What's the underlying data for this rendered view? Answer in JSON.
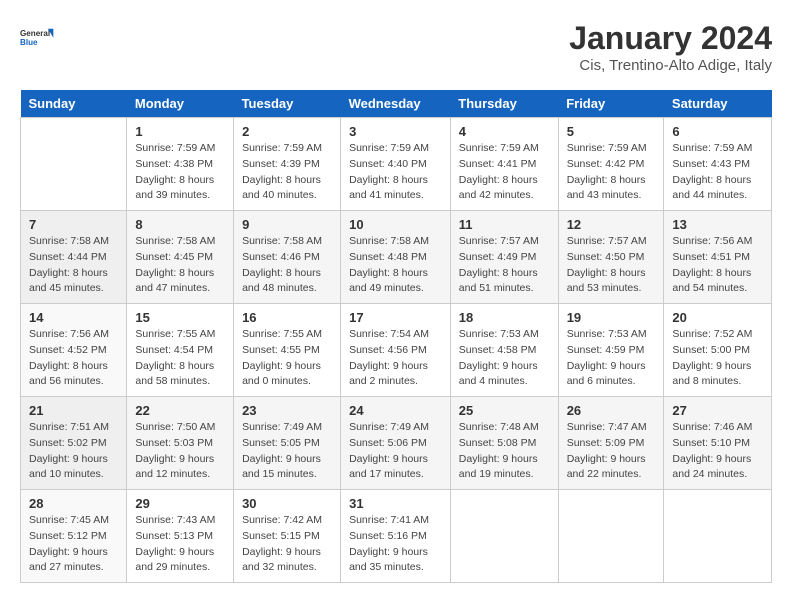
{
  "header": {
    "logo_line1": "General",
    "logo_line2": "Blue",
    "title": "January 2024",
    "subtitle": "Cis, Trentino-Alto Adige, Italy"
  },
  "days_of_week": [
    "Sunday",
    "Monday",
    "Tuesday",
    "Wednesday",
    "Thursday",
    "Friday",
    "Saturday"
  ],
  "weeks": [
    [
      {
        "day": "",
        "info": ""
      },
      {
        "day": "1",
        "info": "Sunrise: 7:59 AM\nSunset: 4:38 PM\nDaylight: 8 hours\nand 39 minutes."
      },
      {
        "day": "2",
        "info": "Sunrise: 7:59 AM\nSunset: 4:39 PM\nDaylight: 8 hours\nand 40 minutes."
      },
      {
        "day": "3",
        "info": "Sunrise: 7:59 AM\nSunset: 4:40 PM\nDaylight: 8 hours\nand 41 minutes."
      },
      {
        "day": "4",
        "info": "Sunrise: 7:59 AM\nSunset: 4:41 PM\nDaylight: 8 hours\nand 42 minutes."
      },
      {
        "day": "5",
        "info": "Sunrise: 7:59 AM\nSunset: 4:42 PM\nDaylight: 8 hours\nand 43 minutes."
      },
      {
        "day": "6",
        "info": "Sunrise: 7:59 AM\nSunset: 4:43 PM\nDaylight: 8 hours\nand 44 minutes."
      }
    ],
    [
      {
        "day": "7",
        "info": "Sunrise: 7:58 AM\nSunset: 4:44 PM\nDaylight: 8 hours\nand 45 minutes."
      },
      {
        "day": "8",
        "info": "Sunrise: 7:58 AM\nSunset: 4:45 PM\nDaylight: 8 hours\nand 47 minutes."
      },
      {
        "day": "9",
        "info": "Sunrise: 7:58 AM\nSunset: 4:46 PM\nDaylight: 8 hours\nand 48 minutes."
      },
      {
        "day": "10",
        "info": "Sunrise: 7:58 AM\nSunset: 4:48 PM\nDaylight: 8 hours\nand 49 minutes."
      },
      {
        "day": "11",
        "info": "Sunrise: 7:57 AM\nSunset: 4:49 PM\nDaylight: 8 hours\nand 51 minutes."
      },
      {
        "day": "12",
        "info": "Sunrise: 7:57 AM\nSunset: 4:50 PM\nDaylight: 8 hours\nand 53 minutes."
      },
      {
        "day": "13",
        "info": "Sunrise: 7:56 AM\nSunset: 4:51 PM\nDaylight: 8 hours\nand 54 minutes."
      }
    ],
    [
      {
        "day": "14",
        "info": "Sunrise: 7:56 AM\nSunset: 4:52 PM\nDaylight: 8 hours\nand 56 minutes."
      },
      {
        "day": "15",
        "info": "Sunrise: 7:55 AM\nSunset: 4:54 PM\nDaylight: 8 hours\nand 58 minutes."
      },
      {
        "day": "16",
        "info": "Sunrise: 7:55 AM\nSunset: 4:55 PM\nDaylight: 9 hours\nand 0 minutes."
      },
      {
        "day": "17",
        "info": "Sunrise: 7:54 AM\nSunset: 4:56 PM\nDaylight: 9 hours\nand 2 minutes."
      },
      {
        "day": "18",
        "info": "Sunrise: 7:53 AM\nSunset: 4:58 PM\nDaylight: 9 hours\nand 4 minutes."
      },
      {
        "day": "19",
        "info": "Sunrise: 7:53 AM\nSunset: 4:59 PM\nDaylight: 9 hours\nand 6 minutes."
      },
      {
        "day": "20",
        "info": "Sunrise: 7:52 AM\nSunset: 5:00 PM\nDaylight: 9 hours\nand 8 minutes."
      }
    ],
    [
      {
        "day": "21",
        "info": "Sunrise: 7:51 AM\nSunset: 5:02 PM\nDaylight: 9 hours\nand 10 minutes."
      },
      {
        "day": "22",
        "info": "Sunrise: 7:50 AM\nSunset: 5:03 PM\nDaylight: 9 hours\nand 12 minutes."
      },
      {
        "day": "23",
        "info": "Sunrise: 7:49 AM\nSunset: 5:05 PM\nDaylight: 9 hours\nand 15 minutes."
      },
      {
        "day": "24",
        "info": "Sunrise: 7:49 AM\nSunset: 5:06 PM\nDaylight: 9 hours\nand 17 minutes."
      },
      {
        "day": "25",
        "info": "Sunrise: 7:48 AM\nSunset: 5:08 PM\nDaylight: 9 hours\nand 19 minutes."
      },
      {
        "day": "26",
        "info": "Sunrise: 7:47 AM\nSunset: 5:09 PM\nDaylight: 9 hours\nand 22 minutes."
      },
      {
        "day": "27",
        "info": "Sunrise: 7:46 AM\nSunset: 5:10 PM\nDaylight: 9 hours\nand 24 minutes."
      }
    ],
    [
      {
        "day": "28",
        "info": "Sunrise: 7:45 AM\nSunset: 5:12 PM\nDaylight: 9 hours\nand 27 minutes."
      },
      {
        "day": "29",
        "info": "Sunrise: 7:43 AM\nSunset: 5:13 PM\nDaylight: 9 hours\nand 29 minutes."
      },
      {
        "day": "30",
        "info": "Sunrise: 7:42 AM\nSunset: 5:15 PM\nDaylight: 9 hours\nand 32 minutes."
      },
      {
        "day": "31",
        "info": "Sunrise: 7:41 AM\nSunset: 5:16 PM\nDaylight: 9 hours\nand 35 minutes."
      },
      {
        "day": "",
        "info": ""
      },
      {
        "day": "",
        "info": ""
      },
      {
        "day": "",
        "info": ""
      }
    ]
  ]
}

» PROBLEM DESCRIPTION
Omit the pictures and output all of the other material exactly.

» SOLUTION
What's the underlying data for this rendered view? Answer in JSON.
{
  "header": {
    "logo_line1": "General",
    "logo_line2": "Blue",
    "title": "January 2024",
    "subtitle": "Cis, Trentino-Alto Adige, Italy"
  },
  "days_of_week": [
    "Sunday",
    "Monday",
    "Tuesday",
    "Wednesday",
    "Thursday",
    "Friday",
    "Saturday"
  ],
  "weeks": [
    [
      {
        "day": "",
        "info": ""
      },
      {
        "day": "1",
        "info": "Sunrise: 7:59 AM\nSunset: 4:38 PM\nDaylight: 8 hours\nand 39 minutes."
      },
      {
        "day": "2",
        "info": "Sunrise: 7:59 AM\nSunset: 4:39 PM\nDaylight: 8 hours\nand 40 minutes."
      },
      {
        "day": "3",
        "info": "Sunrise: 7:59 AM\nSunset: 4:40 PM\nDaylight: 8 hours\nand 41 minutes."
      },
      {
        "day": "4",
        "info": "Sunrise: 7:59 AM\nSunset: 4:41 PM\nDaylight: 8 hours\nand 42 minutes."
      },
      {
        "day": "5",
        "info": "Sunrise: 7:59 AM\nSunset: 4:42 PM\nDaylight: 8 hours\nand 43 minutes."
      },
      {
        "day": "6",
        "info": "Sunrise: 7:59 AM\nSunset: 4:43 PM\nDaylight: 8 hours\nand 44 minutes."
      }
    ],
    [
      {
        "day": "7",
        "info": "Sunrise: 7:58 AM\nSunset: 4:44 PM\nDaylight: 8 hours\nand 45 minutes."
      },
      {
        "day": "8",
        "info": "Sunrise: 7:58 AM\nSunset: 4:45 PM\nDaylight: 8 hours\nand 47 minutes."
      },
      {
        "day": "9",
        "info": "Sunrise: 7:58 AM\nSunset: 4:46 PM\nDaylight: 8 hours\nand 48 minutes."
      },
      {
        "day": "10",
        "info": "Sunrise: 7:58 AM\nSunset: 4:48 PM\nDaylight: 8 hours\nand 49 minutes."
      },
      {
        "day": "11",
        "info": "Sunrise: 7:57 AM\nSunset: 4:49 PM\nDaylight: 8 hours\nand 51 minutes."
      },
      {
        "day": "12",
        "info": "Sunrise: 7:57 AM\nSunset: 4:50 PM\nDaylight: 8 hours\nand 53 minutes."
      },
      {
        "day": "13",
        "info": "Sunrise: 7:56 AM\nSunset: 4:51 PM\nDaylight: 8 hours\nand 54 minutes."
      }
    ],
    [
      {
        "day": "14",
        "info": "Sunrise: 7:56 AM\nSunset: 4:52 PM\nDaylight: 8 hours\nand 56 minutes."
      },
      {
        "day": "15",
        "info": "Sunrise: 7:55 AM\nSunset: 4:54 PM\nDaylight: 8 hours\nand 58 minutes."
      },
      {
        "day": "16",
        "info": "Sunrise: 7:55 AM\nSunset: 4:55 PM\nDaylight: 9 hours\nand 0 minutes."
      },
      {
        "day": "17",
        "info": "Sunrise: 7:54 AM\nSunset: 4:56 PM\nDaylight: 9 hours\nand 2 minutes."
      },
      {
        "day": "18",
        "info": "Sunrise: 7:53 AM\nSunset: 4:58 PM\nDaylight: 9 hours\nand 4 minutes."
      },
      {
        "day": "19",
        "info": "Sunrise: 7:53 AM\nSunset: 4:59 PM\nDaylight: 9 hours\nand 6 minutes."
      },
      {
        "day": "20",
        "info": "Sunrise: 7:52 AM\nSunset: 5:00 PM\nDaylight: 9 hours\nand 8 minutes."
      }
    ],
    [
      {
        "day": "21",
        "info": "Sunrise: 7:51 AM\nSunset: 5:02 PM\nDaylight: 9 hours\nand 10 minutes."
      },
      {
        "day": "22",
        "info": "Sunrise: 7:50 AM\nSunset: 5:03 PM\nDaylight: 9 hours\nand 12 minutes."
      },
      {
        "day": "23",
        "info": "Sunrise: 7:49 AM\nSunset: 5:05 PM\nDaylight: 9 hours\nand 15 minutes."
      },
      {
        "day": "24",
        "info": "Sunrise: 7:49 AM\nSunset: 5:06 PM\nDaylight: 9 hours\nand 17 minutes."
      },
      {
        "day": "25",
        "info": "Sunrise: 7:48 AM\nSunset: 5:08 PM\nDaylight: 9 hours\nand 19 minutes."
      },
      {
        "day": "26",
        "info": "Sunrise: 7:47 AM\nSunset: 5:09 PM\nDaylight: 9 hours\nand 22 minutes."
      },
      {
        "day": "27",
        "info": "Sunrise: 7:46 AM\nSunset: 5:10 PM\nDaylight: 9 hours\nand 24 minutes."
      }
    ],
    [
      {
        "day": "28",
        "info": "Sunrise: 7:45 AM\nSunset: 5:12 PM\nDaylight: 9 hours\nand 27 minutes."
      },
      {
        "day": "29",
        "info": "Sunrise: 7:43 AM\nSunset: 5:13 PM\nDaylight: 9 hours\nand 29 minutes."
      },
      {
        "day": "30",
        "info": "Sunrise: 7:42 AM\nSunset: 5:15 PM\nDaylight: 9 hours\nand 32 minutes."
      },
      {
        "day": "31",
        "info": "Sunrise: 7:41 AM\nSunset: 5:16 PM\nDaylight: 9 hours\nand 35 minutes."
      },
      {
        "day": "",
        "info": ""
      },
      {
        "day": "",
        "info": ""
      },
      {
        "day": "",
        "info": ""
      }
    ]
  ]
}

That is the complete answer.